### Task goal
Search the listing below for the string "charges" and show each line that contains it.

· · · · ·

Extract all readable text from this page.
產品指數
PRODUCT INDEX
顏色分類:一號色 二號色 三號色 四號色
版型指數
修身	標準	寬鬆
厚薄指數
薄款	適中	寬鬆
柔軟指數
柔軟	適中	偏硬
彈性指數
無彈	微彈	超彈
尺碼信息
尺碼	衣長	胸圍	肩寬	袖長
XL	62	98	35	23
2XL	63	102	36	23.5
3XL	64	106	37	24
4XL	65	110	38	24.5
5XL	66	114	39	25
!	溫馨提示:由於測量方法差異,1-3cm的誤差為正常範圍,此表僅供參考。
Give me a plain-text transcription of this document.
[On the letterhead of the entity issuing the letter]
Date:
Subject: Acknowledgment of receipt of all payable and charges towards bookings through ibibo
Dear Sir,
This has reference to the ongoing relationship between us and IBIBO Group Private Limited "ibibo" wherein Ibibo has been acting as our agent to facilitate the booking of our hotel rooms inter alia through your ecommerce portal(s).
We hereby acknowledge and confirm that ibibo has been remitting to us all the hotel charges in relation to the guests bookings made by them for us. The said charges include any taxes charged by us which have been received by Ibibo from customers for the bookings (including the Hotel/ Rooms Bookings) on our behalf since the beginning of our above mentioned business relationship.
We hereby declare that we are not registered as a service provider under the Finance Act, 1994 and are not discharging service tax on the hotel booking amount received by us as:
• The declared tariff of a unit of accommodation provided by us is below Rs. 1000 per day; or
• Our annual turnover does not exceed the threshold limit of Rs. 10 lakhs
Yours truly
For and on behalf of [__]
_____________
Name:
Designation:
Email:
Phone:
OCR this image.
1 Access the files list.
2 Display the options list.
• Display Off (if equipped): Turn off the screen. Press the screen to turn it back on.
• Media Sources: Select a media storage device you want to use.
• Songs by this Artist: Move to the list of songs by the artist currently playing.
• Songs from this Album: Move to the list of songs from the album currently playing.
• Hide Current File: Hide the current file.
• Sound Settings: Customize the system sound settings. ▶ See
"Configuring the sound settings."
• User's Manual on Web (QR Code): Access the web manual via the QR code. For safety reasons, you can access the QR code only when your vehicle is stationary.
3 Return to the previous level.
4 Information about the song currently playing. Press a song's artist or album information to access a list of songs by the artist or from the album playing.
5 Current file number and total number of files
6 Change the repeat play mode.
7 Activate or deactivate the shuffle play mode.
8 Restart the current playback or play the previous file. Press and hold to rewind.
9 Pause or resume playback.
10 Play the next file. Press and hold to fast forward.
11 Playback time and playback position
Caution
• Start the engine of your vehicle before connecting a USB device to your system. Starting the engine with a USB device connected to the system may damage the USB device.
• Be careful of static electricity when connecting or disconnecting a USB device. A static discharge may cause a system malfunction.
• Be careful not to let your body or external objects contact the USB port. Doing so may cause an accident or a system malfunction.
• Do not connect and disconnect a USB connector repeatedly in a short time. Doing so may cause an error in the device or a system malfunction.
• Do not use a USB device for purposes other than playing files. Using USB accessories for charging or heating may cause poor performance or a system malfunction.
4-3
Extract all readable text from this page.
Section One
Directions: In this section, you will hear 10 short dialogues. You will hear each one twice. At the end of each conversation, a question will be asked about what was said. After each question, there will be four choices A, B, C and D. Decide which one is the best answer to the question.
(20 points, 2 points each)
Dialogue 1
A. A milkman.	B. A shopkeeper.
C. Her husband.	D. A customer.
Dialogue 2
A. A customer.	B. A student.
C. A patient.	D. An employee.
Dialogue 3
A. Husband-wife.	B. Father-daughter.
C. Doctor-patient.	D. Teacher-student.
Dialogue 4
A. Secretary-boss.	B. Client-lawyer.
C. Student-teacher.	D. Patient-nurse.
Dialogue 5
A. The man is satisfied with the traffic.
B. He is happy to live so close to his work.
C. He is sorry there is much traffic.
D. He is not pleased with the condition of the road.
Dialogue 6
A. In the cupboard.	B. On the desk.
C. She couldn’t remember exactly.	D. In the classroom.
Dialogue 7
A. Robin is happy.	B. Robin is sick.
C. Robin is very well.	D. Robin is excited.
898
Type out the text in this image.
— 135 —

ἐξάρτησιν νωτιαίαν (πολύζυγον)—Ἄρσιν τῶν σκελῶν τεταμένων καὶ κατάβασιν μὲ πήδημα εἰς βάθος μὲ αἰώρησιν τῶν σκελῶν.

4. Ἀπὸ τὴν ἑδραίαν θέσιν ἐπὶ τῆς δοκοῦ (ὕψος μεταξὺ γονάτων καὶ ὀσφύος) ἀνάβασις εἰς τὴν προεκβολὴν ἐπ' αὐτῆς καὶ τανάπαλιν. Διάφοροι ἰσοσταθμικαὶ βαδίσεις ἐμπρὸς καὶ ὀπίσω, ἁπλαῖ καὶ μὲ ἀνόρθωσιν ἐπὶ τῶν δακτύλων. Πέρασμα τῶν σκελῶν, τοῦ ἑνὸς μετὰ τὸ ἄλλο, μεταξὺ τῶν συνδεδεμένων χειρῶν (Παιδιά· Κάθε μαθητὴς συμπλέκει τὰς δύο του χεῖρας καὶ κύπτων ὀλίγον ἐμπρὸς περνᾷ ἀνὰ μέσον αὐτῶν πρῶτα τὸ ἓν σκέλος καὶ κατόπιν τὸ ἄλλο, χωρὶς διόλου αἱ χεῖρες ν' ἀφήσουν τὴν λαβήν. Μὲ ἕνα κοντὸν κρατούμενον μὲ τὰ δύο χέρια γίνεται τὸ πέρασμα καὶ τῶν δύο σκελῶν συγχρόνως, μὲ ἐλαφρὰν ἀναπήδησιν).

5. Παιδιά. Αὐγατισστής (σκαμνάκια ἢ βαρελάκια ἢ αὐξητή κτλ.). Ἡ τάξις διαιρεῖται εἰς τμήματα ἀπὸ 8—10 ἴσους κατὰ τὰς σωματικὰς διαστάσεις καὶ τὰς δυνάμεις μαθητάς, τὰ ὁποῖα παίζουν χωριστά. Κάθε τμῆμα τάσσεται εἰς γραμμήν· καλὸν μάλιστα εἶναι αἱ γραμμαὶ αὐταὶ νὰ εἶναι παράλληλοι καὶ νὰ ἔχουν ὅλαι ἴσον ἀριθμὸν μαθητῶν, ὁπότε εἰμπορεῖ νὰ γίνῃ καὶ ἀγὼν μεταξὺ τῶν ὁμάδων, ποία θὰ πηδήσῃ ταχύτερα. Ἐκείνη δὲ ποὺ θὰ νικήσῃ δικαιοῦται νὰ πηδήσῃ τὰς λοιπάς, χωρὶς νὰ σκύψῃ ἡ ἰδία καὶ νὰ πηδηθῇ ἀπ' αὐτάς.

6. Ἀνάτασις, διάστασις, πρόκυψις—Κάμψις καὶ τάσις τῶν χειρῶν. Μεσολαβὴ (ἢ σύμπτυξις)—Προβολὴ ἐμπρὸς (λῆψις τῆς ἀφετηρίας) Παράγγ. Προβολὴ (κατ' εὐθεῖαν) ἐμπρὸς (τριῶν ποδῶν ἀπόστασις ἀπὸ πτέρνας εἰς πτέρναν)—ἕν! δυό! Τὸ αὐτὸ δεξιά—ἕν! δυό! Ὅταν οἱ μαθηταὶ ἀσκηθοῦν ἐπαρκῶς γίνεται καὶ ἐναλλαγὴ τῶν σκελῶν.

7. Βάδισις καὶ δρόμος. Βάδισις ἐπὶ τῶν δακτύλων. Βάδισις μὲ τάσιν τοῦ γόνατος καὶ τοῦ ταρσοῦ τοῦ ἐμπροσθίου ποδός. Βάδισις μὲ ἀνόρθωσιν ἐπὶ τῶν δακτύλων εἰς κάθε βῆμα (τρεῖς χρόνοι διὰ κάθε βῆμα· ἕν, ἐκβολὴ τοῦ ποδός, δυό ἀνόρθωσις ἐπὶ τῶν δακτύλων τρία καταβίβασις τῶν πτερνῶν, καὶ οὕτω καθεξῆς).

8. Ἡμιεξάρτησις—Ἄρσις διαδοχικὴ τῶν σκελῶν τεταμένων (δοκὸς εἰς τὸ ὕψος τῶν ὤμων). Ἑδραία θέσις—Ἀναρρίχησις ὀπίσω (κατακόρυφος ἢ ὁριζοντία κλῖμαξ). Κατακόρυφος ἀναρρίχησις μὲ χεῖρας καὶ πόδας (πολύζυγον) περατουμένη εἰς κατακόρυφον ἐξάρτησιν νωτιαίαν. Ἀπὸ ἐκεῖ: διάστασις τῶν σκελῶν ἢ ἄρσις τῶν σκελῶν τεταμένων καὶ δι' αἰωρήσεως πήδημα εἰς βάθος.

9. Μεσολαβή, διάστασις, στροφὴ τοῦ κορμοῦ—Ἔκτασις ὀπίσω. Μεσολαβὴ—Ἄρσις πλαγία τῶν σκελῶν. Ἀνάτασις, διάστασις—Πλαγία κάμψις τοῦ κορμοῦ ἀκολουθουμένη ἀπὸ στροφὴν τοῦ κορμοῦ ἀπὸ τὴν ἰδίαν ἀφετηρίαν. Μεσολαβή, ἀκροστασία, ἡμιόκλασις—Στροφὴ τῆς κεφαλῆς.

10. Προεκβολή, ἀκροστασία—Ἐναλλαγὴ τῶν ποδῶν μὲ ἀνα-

· · · · ·

### Completed task
Subject: Acknowledgment of receipt of all payable and charges towards bookings through ibibo
We hereby acknowledge and confirm that ibibo has been remitting to us all the hotel charges in relation to the guests bookings made by them for us. The said charges include any taxes charged by us which have been received by Ibibo from customers for the bookings (including the Hotel/ Rooms Bookings) on our behalf since the beginning of our above mentioned business relationship.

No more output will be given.